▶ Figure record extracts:
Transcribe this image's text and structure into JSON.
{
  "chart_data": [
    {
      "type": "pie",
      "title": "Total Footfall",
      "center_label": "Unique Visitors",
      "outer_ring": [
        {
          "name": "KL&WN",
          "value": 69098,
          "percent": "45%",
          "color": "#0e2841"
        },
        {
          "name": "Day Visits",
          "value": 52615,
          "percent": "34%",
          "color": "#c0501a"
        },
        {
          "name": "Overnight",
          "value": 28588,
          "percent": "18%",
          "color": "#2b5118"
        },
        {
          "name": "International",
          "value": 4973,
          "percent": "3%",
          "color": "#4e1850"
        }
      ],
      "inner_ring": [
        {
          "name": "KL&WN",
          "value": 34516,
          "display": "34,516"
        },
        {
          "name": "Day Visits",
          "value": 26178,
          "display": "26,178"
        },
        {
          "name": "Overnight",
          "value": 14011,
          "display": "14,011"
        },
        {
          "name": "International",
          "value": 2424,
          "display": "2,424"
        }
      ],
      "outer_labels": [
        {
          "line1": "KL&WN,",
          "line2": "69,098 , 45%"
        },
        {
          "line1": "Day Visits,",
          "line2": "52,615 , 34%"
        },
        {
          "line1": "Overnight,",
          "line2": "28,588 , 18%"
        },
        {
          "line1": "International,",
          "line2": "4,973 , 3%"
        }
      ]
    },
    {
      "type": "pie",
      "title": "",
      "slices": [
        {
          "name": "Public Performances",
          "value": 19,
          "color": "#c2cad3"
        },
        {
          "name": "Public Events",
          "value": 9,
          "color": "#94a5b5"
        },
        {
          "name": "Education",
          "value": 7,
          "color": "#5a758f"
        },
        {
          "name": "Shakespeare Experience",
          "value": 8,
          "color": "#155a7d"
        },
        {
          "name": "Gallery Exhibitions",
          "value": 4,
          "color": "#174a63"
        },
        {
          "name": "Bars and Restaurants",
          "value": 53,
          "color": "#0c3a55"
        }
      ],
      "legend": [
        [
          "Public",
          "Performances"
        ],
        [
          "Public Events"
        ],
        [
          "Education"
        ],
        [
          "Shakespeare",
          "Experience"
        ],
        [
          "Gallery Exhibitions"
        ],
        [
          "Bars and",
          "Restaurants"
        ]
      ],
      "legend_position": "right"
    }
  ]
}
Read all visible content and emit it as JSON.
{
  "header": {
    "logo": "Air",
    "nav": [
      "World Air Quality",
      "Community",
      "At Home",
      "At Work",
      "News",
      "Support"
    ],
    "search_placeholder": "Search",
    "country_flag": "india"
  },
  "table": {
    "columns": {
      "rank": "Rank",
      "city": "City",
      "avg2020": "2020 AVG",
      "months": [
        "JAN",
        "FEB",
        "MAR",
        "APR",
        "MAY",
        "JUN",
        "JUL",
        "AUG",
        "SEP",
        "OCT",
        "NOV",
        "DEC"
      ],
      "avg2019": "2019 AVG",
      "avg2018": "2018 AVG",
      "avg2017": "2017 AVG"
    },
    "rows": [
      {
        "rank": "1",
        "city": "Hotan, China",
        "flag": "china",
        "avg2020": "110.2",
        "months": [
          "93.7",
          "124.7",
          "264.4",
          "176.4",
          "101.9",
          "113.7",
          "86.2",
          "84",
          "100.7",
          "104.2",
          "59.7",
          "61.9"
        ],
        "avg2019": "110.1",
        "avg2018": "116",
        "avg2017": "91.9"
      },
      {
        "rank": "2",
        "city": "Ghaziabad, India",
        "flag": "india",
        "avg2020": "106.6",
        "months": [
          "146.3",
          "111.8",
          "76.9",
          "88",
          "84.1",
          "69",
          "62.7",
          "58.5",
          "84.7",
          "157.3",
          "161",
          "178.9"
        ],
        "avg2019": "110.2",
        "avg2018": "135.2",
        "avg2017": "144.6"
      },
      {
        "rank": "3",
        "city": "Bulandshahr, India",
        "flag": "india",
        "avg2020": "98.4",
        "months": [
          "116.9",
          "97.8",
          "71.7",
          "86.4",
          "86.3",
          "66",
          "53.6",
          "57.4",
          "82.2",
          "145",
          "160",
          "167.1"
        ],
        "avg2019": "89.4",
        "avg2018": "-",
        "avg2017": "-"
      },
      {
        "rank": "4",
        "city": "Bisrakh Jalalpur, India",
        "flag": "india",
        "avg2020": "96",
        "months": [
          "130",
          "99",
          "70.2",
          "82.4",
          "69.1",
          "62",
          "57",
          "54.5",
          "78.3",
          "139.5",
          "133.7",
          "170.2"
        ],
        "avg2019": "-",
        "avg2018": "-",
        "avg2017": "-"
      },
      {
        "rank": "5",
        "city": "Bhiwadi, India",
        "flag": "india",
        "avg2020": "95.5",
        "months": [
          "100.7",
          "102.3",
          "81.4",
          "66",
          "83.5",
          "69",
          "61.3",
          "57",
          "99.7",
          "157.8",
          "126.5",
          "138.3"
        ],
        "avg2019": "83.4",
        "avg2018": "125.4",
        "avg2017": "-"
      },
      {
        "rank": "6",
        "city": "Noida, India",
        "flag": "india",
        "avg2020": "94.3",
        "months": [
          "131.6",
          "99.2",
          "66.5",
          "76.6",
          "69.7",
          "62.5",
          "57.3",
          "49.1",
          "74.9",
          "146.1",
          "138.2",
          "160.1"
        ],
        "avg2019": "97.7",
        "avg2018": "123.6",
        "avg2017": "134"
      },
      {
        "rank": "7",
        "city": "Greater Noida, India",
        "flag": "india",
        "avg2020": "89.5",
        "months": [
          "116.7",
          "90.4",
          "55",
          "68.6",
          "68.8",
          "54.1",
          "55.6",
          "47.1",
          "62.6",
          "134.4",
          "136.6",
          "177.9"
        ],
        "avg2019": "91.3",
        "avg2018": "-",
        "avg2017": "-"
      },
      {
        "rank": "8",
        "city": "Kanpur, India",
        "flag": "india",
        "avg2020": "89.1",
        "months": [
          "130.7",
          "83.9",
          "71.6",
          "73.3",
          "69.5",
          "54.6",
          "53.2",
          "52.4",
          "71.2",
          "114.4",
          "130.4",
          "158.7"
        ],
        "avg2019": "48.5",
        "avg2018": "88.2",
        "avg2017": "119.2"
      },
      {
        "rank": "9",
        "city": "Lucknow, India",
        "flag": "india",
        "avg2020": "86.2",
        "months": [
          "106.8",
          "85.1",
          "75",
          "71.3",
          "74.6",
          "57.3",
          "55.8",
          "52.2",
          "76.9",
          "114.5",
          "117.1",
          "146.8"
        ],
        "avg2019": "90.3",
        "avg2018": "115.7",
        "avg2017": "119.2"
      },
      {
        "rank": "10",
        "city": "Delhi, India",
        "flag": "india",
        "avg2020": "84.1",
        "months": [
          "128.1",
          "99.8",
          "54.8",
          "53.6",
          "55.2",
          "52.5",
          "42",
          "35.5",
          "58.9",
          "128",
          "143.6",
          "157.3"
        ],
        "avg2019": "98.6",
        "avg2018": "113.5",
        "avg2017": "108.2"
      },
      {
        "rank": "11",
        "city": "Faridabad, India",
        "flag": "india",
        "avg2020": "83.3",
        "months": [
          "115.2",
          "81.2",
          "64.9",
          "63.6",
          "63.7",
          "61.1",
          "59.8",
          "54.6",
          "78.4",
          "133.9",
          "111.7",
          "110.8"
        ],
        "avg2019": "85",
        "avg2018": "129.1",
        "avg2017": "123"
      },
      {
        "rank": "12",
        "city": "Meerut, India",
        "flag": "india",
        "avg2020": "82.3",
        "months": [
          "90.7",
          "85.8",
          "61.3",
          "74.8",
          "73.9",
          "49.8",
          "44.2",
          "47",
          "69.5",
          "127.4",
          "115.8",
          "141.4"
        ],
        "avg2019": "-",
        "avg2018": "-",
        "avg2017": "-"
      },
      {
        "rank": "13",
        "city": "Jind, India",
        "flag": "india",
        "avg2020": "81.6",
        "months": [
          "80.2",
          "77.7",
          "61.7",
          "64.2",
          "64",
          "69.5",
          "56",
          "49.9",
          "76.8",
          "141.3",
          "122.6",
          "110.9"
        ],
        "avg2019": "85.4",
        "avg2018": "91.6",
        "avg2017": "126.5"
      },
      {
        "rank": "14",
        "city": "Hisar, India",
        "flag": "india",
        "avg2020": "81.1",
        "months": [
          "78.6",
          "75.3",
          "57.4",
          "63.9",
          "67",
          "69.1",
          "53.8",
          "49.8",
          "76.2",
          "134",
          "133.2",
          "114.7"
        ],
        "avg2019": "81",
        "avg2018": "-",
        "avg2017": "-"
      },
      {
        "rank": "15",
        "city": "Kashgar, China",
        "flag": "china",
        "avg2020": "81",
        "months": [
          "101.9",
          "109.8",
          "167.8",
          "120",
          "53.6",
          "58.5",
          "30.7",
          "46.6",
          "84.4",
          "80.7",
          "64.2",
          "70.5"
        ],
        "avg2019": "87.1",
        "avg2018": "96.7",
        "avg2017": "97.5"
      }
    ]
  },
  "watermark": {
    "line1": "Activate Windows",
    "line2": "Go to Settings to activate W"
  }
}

▶ AIM:
Copy each line above containing the string "Gallery".

▶ WRITTEN ANSWER:
          "name": "Gallery Exhibitions",
          "Gallery Exhibitions"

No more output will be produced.